| Short task |
Reproduce every record below exactly as written, but leave out any pictures.

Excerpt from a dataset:

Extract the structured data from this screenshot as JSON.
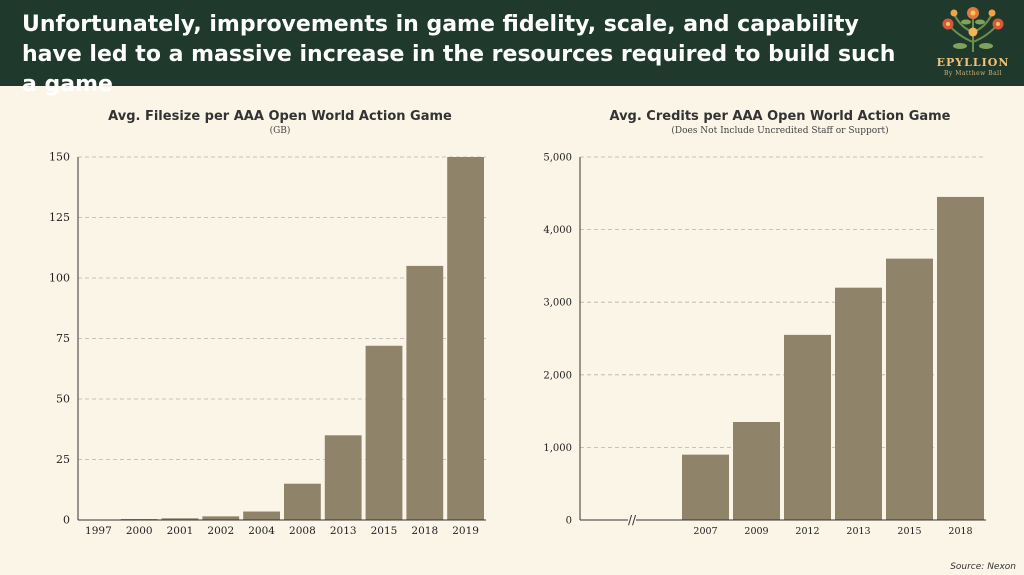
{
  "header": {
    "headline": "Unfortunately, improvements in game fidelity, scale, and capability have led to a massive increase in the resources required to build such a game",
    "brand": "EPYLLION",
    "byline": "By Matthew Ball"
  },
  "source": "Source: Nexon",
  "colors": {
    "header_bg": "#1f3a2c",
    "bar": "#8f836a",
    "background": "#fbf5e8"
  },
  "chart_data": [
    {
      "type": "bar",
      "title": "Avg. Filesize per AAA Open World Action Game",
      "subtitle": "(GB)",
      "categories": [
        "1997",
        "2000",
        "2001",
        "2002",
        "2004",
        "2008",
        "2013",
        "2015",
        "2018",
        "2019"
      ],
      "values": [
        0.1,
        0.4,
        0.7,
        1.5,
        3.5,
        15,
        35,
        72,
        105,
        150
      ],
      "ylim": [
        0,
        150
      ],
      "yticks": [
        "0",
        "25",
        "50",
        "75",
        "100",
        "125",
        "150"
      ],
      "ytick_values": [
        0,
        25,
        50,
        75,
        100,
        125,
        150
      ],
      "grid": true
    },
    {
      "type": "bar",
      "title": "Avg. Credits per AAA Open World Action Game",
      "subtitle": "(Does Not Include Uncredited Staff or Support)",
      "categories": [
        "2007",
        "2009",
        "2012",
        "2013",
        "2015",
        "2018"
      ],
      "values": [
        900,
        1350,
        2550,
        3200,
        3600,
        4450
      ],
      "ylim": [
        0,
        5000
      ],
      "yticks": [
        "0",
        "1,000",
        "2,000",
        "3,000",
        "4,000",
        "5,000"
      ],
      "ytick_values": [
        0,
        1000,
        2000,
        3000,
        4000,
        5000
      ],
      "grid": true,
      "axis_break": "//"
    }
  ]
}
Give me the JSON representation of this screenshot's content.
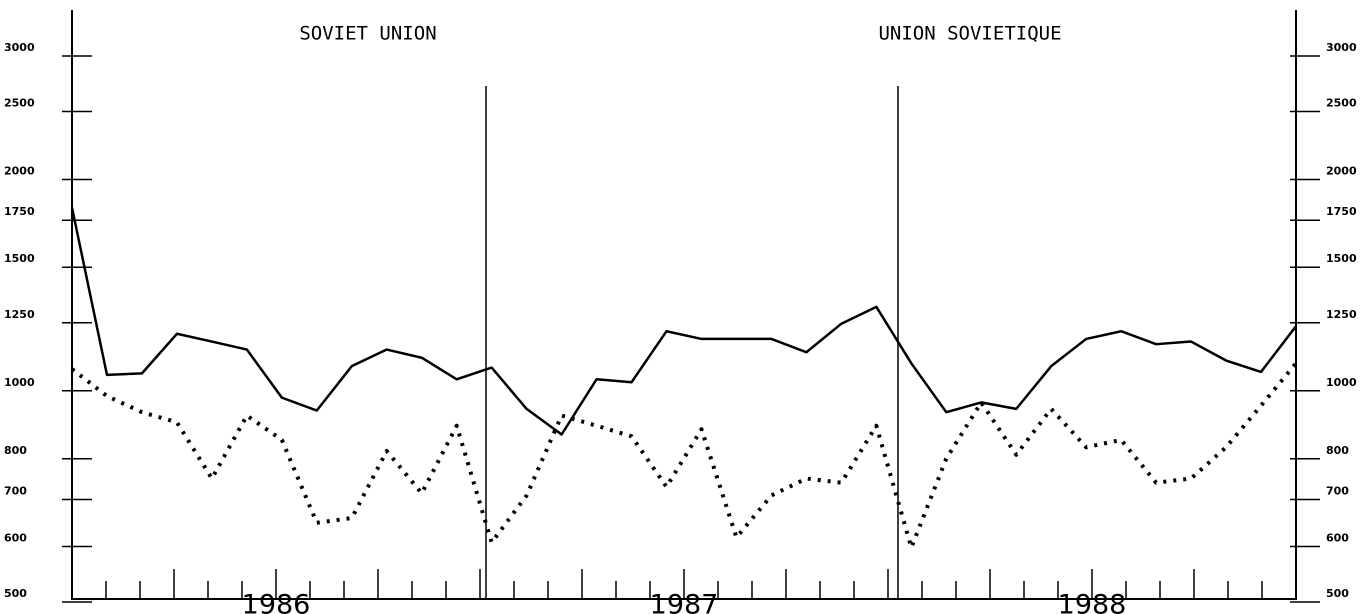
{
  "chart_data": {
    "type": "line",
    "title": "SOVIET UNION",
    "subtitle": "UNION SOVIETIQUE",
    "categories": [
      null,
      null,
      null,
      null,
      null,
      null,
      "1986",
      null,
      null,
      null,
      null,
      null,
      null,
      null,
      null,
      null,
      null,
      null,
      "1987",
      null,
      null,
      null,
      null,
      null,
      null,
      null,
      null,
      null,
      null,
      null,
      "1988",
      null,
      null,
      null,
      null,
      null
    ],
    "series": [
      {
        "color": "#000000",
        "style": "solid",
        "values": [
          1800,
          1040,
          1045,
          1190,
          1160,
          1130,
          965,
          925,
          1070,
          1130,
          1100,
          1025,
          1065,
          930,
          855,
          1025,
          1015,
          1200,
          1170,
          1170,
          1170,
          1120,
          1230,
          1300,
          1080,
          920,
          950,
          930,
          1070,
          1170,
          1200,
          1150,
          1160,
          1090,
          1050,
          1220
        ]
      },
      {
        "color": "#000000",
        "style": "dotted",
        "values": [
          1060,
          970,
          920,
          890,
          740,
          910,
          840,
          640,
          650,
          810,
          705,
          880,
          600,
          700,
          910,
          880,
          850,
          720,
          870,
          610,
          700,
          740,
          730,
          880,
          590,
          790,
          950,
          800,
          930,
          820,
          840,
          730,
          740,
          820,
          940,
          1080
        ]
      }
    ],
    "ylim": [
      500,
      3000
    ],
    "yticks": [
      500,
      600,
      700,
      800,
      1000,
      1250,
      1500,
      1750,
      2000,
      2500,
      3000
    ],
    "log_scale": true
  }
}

| Task solution |
Extract the structured data from this screenshot as JSON.
{
  "header": {
    "headline": "Unfortunately, improvements in game fidelity, scale, and capability have led to a massive increase in the resources required to build such a game",
    "brand": "EPYLLION",
    "byline": "By Matthew Ball"
  },
  "source": "Source: Nexon",
  "colors": {
    "header_bg": "#1f3a2c",
    "bar": "#8f836a",
    "background": "#fbf5e8"
  },
  "chart_data": [
    {
      "type": "bar",
      "title": "Avg. Filesize per AAA Open World Action Game",
      "subtitle": "(GB)",
      "categories": [
        "1997",
        "2000",
        "2001",
        "2002",
        "2004",
        "2008",
        "2013",
        "2015",
        "2018",
        "2019"
      ],
      "values": [
        0.1,
        0.4,
        0.7,
        1.5,
        3.5,
        15,
        35,
        72,
        105,
        150
      ],
      "ylim": [
        0,
        150
      ],
      "yticks": [
        "0",
        "25",
        "50",
        "75",
        "100",
        "125",
        "150"
      ],
      "ytick_values": [
        0,
        25,
        50,
        75,
        100,
        125,
        150
      ],
      "grid": true
    },
    {
      "type": "bar",
      "title": "Avg. Credits per AAA Open World Action Game",
      "subtitle": "(Does Not Include Uncredited Staff or Support)",
      "categories": [
        "2007",
        "2009",
        "2012",
        "2013",
        "2015",
        "2018"
      ],
      "values": [
        900,
        1350,
        2550,
        3200,
        3600,
        4450
      ],
      "ylim": [
        0,
        5000
      ],
      "yticks": [
        "0",
        "1,000",
        "2,000",
        "3,000",
        "4,000",
        "5,000"
      ],
      "ytick_values": [
        0,
        1000,
        2000,
        3000,
        4000,
        5000
      ],
      "grid": true,
      "axis_break": "//"
    }
  ]
}
Give me the JSON representation of this screenshot's content.
{
  "chart_data": {
    "type": "line",
    "title": "SOVIET UNION",
    "subtitle": "UNION SOVIETIQUE",
    "categories": [
      null,
      null,
      null,
      null,
      null,
      null,
      "1986",
      null,
      null,
      null,
      null,
      null,
      null,
      null,
      null,
      null,
      null,
      null,
      "1987",
      null,
      null,
      null,
      null,
      null,
      null,
      null,
      null,
      null,
      null,
      null,
      "1988",
      null,
      null,
      null,
      null,
      null
    ],
    "series": [
      {
        "color": "#000000",
        "style": "solid",
        "values": [
          1800,
          1040,
          1045,
          1190,
          1160,
          1130,
          965,
          925,
          1070,
          1130,
          1100,
          1025,
          1065,
          930,
          855,
          1025,
          1015,
          1200,
          1170,
          1170,
          1170,
          1120,
          1230,
          1300,
          1080,
          920,
          950,
          930,
          1070,
          1170,
          1200,
          1150,
          1160,
          1090,
          1050,
          1220
        ]
      },
      {
        "color": "#000000",
        "style": "dotted",
        "values": [
          1060,
          970,
          920,
          890,
          740,
          910,
          840,
          640,
          650,
          810,
          705,
          880,
          600,
          700,
          910,
          880,
          850,
          720,
          870,
          610,
          700,
          740,
          730,
          880,
          590,
          790,
          950,
          800,
          930,
          820,
          840,
          730,
          740,
          820,
          940,
          1080
        ]
      }
    ],
    "ylim": [
      500,
      3000
    ],
    "yticks": [
      500,
      600,
      700,
      800,
      1000,
      1250,
      1500,
      1750,
      2000,
      2500,
      3000
    ],
    "log_scale": true
  }
}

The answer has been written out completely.